◆ **Exercise requirements**: Reproduce every line of the records below without changing a single character.

########################################

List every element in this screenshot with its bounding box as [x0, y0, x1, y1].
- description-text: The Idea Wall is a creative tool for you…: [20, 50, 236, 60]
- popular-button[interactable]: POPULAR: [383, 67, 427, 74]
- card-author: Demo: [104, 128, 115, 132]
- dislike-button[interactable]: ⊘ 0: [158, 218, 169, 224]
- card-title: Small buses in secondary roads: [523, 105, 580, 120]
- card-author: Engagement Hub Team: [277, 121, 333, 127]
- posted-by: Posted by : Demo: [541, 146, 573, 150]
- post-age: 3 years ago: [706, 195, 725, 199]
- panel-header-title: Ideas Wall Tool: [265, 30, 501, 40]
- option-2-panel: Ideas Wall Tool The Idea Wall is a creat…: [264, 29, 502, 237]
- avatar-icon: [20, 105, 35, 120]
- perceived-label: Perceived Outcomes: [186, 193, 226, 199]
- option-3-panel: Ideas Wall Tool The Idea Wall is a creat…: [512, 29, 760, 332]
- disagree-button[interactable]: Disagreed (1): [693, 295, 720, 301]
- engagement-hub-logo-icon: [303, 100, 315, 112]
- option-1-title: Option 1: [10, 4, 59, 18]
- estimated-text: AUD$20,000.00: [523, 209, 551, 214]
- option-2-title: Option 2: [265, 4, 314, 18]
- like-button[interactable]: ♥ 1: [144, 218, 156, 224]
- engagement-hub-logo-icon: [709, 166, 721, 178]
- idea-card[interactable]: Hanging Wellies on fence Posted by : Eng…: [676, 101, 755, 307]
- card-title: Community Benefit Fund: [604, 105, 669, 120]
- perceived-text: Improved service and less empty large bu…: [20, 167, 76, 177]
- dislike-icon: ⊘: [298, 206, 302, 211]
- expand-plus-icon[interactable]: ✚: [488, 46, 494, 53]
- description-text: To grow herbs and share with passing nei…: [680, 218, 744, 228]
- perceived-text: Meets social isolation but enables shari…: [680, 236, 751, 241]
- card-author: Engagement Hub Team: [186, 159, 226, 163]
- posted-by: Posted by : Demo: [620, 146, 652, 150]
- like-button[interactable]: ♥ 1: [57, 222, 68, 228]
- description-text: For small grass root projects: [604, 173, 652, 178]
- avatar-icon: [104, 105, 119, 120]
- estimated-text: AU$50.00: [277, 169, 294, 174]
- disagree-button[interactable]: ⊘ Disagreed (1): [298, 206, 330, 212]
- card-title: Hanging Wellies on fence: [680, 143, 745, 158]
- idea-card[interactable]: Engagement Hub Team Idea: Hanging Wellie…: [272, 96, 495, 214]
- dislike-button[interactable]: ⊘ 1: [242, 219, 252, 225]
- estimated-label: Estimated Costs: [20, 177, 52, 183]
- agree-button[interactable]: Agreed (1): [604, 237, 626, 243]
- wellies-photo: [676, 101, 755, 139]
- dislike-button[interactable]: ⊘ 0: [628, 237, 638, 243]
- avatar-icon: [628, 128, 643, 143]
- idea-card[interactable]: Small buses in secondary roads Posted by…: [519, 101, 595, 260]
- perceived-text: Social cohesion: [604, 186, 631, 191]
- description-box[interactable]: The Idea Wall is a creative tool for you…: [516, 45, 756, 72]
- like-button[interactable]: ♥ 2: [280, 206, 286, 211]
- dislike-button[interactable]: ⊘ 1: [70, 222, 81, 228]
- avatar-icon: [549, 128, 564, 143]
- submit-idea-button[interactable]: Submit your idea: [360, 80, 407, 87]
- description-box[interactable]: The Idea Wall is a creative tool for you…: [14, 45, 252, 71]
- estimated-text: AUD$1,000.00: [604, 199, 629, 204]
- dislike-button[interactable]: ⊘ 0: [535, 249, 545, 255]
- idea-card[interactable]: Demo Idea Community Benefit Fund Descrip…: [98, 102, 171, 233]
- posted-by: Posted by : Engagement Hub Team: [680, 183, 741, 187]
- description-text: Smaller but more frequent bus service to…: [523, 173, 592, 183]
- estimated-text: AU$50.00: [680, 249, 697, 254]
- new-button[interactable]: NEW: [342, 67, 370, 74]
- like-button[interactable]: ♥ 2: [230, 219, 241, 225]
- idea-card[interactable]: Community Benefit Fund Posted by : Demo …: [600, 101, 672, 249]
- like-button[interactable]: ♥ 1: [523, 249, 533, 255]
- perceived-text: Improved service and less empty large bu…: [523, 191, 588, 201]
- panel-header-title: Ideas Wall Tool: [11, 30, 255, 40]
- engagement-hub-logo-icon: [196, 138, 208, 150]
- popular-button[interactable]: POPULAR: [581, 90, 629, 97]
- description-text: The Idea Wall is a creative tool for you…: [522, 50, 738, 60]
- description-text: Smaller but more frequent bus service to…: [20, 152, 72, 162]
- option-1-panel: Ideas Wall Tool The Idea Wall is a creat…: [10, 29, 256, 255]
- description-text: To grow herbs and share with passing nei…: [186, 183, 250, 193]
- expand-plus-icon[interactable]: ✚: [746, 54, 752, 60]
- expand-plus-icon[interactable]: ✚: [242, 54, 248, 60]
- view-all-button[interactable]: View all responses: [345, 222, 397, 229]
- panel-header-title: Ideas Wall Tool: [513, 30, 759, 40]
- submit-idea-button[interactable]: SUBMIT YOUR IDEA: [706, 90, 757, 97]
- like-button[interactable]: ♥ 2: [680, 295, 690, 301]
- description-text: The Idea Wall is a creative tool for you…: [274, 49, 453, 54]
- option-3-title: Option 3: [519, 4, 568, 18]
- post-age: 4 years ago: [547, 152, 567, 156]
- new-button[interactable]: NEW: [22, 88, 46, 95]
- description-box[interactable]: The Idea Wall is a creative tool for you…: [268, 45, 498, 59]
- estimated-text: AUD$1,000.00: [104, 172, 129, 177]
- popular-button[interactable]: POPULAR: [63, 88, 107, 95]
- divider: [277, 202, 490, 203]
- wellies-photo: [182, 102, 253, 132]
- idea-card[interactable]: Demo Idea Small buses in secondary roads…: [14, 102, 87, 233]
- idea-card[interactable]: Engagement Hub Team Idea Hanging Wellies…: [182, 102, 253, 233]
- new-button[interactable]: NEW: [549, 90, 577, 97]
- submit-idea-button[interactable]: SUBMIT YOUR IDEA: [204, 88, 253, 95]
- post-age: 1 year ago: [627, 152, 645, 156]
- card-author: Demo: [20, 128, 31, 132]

########################################

◆ **Full response**:
List every element in this screenshot with its bounding box as [x0, y0, x1, y1].
- description-text: The Idea Wall is a creative tool for you…: [20, 50, 236, 60]
- popular-button[interactable]: POPULAR: [383, 67, 427, 74]
- card-author: Demo: [104, 128, 115, 132]
- dislike-button[interactable]: ⊘ 0: [158, 218, 169, 224]
- card-title: Small buses in secondary roads: [523, 105, 580, 120]
- card-author: Engagement Hub Team: [277, 121, 333, 127]
- posted-by: Posted by : Demo: [541, 146, 573, 150]
- post-age: 3 years ago: [706, 195, 725, 199]
- panel-header-title: Ideas Wall Tool: [265, 30, 501, 40]
- option-2-panel: Ideas Wall Tool The Idea Wall is a creat…: [264, 29, 502, 237]
- avatar-icon: [20, 105, 35, 120]
- perceived-label: Perceived Outcomes: [186, 193, 226, 199]
- option-3-panel: Ideas Wall Tool The Idea Wall is a creat…: [512, 29, 760, 332]
- disagree-button[interactable]: Disagreed (1): [693, 295, 720, 301]
- engagement-hub-logo-icon: [303, 100, 315, 112]
- option-1-title: Option 1: [10, 4, 59, 18]
- estimated-text: AUD$20,000.00: [523, 209, 551, 214]
- option-2-title: Option 2: [265, 4, 314, 18]
- like-button[interactable]: ♥ 1: [144, 218, 156, 224]
- engagement-hub-logo-icon: [709, 166, 721, 178]
- idea-card[interactable]: Hanging Wellies on fence Posted by : Eng…: [676, 101, 755, 307]
- card-title: Community Benefit Fund: [604, 105, 669, 120]
- perceived-text: Improved service and less empty large bu…: [20, 167, 76, 177]
- dislike-icon: ⊘: [298, 206, 302, 211]
- expand-plus-icon[interactable]: ✚: [488, 46, 494, 53]
- description-text: To grow herbs and share with passing nei…: [680, 218, 744, 228]
- perceived-text: Meets social isolation but enables shari…: [680, 236, 751, 241]
- card-author: Engagement Hub Team: [186, 159, 226, 163]
- posted-by: Posted by : Demo: [620, 146, 652, 150]
- like-button[interactable]: ♥ 1: [57, 222, 68, 228]
- description-text: For small grass root projects: [604, 173, 652, 178]
- avatar-icon: [104, 105, 119, 120]
- estimated-text: AU$50.00: [277, 169, 294, 174]
- disagree-button[interactable]: ⊘ Disagreed (1): [298, 206, 330, 212]
- card-title: Hanging Wellies on fence: [680, 143, 745, 158]
- idea-card[interactable]: Engagement Hub Team Idea: Hanging Wellie…: [272, 96, 495, 214]
- dislike-button[interactable]: ⊘ 1: [242, 219, 252, 225]
- estimated-label: Estimated Costs: [20, 177, 52, 183]
- agree-button[interactable]: Agreed (1): [604, 237, 626, 243]
- wellies-photo: [676, 101, 755, 139]
- dislike-button[interactable]: ⊘ 0: [628, 237, 638, 243]
- avatar-icon: [628, 128, 643, 143]
- idea-card[interactable]: Small buses in secondary roads Posted by…: [519, 101, 595, 260]
- perceived-text: Social cohesion: [604, 186, 631, 191]
- description-box[interactable]: The Idea Wall is a creative tool for you…: [516, 45, 756, 72]
- like-button[interactable]: ♥ 2: [280, 206, 286, 211]
- dislike-button[interactable]: ⊘ 1: [70, 222, 81, 228]
- avatar-icon: [549, 128, 564, 143]
- submit-idea-button[interactable]: Submit your idea: [360, 80, 407, 87]
- description-box[interactable]: The Idea Wall is a creative tool for you…: [14, 45, 252, 71]
- estimated-text: AUD$1,000.00: [604, 199, 629, 204]
- dislike-button[interactable]: ⊘ 0: [535, 249, 545, 255]
- idea-card[interactable]: Demo Idea Community Benefit Fund Descrip…: [98, 102, 171, 233]
- posted-by: Posted by : Engagement Hub Team: [680, 183, 741, 187]
- description-text: Smaller but more frequent bus service to…: [523, 173, 592, 183]
- estimated-text: AU$50.00: [680, 249, 697, 254]
- new-button[interactable]: NEW: [342, 67, 370, 74]
- like-button[interactable]: ♥ 2: [230, 219, 241, 225]
- idea-card[interactable]: Community Benefit Fund Posted by : Demo …: [600, 101, 672, 249]
- like-button[interactable]: ♥ 1: [523, 249, 533, 255]
- perceived-text: Improved service and less empty large bu…: [523, 191, 588, 201]
- panel-header-title: Ideas Wall Tool: [11, 30, 255, 40]
- engagement-hub-logo-icon: [196, 138, 208, 150]
- popular-button[interactable]: POPULAR: [581, 90, 629, 97]
- description-text: The Idea Wall is a creative tool for you…: [522, 50, 738, 60]
- description-text: Smaller but more frequent bus service to…: [20, 152, 72, 162]
- option-1-panel: Ideas Wall Tool The Idea Wall is a creat…: [10, 29, 256, 255]
- description-text: To grow herbs and share with passing nei…: [186, 183, 250, 193]
- expand-plus-icon[interactable]: ✚: [746, 54, 752, 60]
- expand-plus-icon[interactable]: ✚: [242, 54, 248, 60]
- view-all-button[interactable]: View all responses: [345, 222, 397, 229]
- panel-header-title: Ideas Wall Tool: [513, 30, 759, 40]
- submit-idea-button[interactable]: SUBMIT YOUR IDEA: [706, 90, 757, 97]
- like-button[interactable]: ♥ 2: [680, 295, 690, 301]
- description-text: The Idea Wall is a creative tool for you…: [274, 49, 453, 54]
- option-3-title: Option 3: [519, 4, 568, 18]
- post-age: 4 years ago: [547, 152, 567, 156]
- new-button[interactable]: NEW: [22, 88, 46, 95]
- description-box[interactable]: The Idea Wall is a creative tool for you…: [268, 45, 498, 59]
- estimated-text: AUD$1,000.00: [104, 172, 129, 177]
- popular-button[interactable]: POPULAR: [63, 88, 107, 95]
- divider: [277, 202, 490, 203]
- wellies-photo: [182, 102, 253, 132]
- idea-card[interactable]: Demo Idea Small buses in secondary roads…: [14, 102, 87, 233]
- idea-card[interactable]: Engagement Hub Team Idea Hanging Wellies…: [182, 102, 253, 233]
- new-button[interactable]: NEW: [549, 90, 577, 97]
- submit-idea-button[interactable]: SUBMIT YOUR IDEA: [204, 88, 253, 95]
- post-age: 1 year ago: [627, 152, 645, 156]
- card-author: Demo: [20, 128, 31, 132]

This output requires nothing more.